■ Data in this exercise
_ _ _ _
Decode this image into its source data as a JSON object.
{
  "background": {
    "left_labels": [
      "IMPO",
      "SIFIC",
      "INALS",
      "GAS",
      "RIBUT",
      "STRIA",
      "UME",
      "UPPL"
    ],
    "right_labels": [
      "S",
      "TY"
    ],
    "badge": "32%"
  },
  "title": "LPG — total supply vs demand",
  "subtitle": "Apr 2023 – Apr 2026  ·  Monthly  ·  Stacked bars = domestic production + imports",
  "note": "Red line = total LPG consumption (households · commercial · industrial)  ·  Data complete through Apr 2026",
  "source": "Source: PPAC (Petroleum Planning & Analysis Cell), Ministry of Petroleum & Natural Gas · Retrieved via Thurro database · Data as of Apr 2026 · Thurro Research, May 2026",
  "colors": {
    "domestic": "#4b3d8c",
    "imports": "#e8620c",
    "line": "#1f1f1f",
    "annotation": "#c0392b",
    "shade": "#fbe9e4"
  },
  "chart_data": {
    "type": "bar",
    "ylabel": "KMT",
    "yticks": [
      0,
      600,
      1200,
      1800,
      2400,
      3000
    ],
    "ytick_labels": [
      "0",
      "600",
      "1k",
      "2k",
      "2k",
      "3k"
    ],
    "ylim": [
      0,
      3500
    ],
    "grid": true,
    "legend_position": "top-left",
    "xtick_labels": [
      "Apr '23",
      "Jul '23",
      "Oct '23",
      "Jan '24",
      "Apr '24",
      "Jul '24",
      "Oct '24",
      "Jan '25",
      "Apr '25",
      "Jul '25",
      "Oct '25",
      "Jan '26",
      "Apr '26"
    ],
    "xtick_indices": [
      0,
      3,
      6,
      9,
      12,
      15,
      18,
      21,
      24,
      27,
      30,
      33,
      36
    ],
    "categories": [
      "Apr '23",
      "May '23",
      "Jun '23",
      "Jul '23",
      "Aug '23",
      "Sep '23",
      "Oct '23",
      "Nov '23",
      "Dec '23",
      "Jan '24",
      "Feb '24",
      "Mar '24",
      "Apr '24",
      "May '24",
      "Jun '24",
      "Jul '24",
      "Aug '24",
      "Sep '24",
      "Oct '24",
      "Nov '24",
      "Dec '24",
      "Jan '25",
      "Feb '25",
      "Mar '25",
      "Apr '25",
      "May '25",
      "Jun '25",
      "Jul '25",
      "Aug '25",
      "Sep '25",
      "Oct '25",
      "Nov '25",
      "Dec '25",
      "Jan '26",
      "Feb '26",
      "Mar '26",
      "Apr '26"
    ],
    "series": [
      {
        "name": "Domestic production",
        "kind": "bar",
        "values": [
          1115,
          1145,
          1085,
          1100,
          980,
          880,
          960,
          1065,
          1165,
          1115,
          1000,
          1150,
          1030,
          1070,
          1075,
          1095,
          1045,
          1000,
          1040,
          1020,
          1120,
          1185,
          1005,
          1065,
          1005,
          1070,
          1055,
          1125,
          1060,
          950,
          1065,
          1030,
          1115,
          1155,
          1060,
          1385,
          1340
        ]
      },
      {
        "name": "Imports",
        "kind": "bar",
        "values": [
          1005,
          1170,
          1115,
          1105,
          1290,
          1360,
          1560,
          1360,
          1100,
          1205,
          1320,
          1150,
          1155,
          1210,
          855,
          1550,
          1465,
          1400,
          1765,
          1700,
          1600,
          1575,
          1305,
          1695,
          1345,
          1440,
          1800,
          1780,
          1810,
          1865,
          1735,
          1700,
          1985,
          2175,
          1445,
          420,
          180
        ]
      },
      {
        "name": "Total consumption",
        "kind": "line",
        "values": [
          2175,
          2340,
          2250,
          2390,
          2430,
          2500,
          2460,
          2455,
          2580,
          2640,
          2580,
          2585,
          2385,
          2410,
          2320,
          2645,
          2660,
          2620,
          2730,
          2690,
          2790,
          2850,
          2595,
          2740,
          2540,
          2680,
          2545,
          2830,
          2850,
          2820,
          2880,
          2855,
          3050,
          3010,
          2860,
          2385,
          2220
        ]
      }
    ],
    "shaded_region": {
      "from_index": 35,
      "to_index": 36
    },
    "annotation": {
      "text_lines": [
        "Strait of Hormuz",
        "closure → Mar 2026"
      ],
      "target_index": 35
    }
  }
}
_ _ _ _
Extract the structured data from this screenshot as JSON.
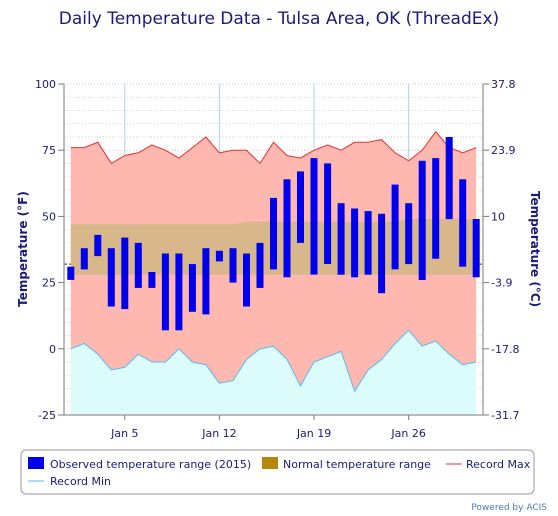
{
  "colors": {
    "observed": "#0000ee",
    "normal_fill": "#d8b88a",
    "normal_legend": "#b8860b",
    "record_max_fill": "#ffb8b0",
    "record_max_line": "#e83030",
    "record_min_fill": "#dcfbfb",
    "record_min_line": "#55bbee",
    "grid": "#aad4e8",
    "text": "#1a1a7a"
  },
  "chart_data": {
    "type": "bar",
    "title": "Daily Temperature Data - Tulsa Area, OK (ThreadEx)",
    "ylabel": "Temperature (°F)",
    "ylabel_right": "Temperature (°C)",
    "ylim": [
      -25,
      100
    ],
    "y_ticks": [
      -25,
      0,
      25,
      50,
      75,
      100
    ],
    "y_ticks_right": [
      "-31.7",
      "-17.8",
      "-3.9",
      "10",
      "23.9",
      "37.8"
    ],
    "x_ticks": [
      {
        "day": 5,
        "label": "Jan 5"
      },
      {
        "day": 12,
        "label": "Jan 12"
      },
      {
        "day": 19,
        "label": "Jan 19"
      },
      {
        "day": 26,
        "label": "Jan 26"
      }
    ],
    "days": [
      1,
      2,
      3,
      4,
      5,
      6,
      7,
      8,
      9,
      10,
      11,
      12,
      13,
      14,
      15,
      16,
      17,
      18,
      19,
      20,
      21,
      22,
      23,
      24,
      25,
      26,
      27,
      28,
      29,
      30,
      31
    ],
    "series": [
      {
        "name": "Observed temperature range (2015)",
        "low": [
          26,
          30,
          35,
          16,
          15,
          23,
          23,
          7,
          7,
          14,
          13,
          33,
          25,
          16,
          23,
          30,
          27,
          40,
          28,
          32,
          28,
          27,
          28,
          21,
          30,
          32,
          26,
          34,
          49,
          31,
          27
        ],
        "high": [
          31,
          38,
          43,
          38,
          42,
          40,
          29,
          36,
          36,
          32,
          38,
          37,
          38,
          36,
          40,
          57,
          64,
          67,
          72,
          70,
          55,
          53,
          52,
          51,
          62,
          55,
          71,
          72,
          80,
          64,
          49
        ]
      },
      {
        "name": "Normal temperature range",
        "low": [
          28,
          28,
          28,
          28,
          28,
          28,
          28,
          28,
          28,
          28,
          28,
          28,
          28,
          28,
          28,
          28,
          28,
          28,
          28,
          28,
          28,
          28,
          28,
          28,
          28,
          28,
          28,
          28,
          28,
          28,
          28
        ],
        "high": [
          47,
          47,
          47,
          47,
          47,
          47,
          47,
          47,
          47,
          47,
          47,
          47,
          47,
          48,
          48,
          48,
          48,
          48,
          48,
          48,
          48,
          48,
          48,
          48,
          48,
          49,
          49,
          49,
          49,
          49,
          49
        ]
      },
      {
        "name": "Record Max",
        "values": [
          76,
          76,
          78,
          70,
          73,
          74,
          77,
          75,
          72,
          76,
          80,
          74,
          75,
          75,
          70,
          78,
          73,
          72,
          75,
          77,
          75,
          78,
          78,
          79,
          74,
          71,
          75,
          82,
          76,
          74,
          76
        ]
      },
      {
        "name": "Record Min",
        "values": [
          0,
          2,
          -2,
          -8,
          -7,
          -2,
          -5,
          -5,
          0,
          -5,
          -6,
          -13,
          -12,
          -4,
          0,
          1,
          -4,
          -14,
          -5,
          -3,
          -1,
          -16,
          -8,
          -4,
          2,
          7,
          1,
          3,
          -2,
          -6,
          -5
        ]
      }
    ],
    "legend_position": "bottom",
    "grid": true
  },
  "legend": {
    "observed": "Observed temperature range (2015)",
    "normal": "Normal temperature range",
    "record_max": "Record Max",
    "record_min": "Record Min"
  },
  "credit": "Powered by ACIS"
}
_ _ _ _
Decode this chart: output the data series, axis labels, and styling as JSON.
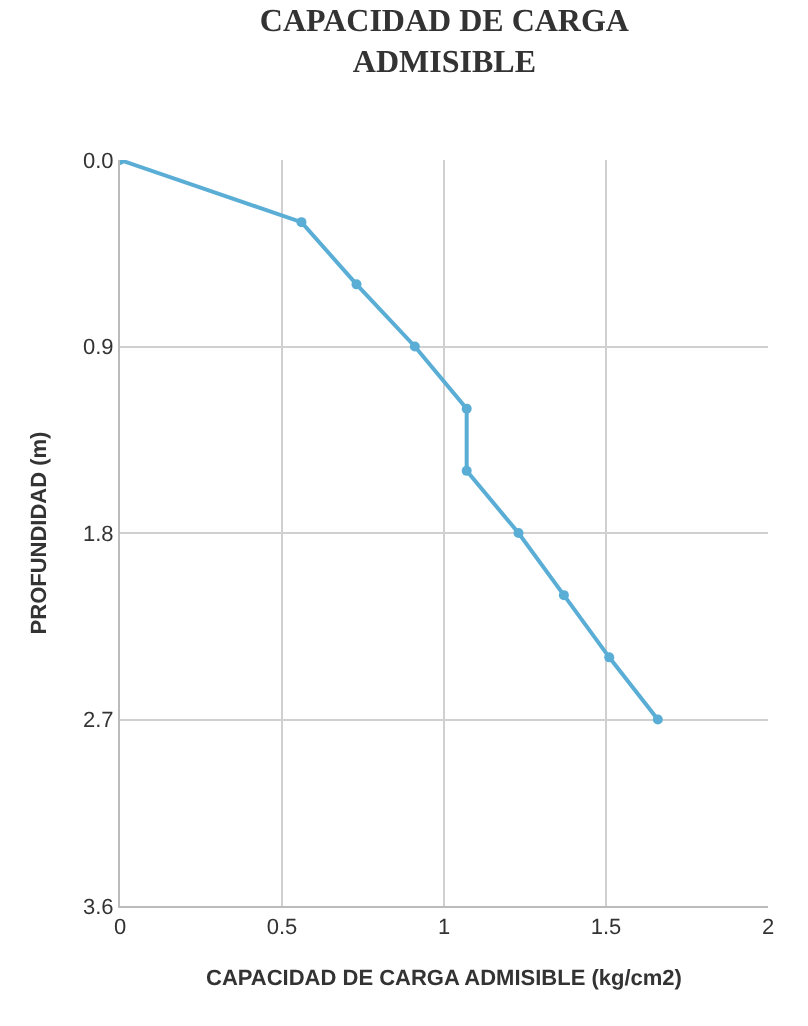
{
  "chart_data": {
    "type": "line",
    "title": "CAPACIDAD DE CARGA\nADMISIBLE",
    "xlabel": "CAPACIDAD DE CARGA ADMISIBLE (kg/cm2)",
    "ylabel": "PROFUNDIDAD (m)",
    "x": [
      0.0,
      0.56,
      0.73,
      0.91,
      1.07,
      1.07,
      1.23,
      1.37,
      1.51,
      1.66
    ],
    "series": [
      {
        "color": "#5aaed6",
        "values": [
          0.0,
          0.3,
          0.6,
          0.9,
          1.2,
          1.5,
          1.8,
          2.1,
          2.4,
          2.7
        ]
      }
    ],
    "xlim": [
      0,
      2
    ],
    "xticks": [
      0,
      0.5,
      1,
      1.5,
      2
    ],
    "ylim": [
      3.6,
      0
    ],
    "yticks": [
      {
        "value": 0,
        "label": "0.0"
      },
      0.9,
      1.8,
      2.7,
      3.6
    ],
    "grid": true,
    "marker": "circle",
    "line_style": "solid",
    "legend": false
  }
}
_ _ _ _
State, as a number only, how many lines in the entries include "production".

■ Answer to this problem
2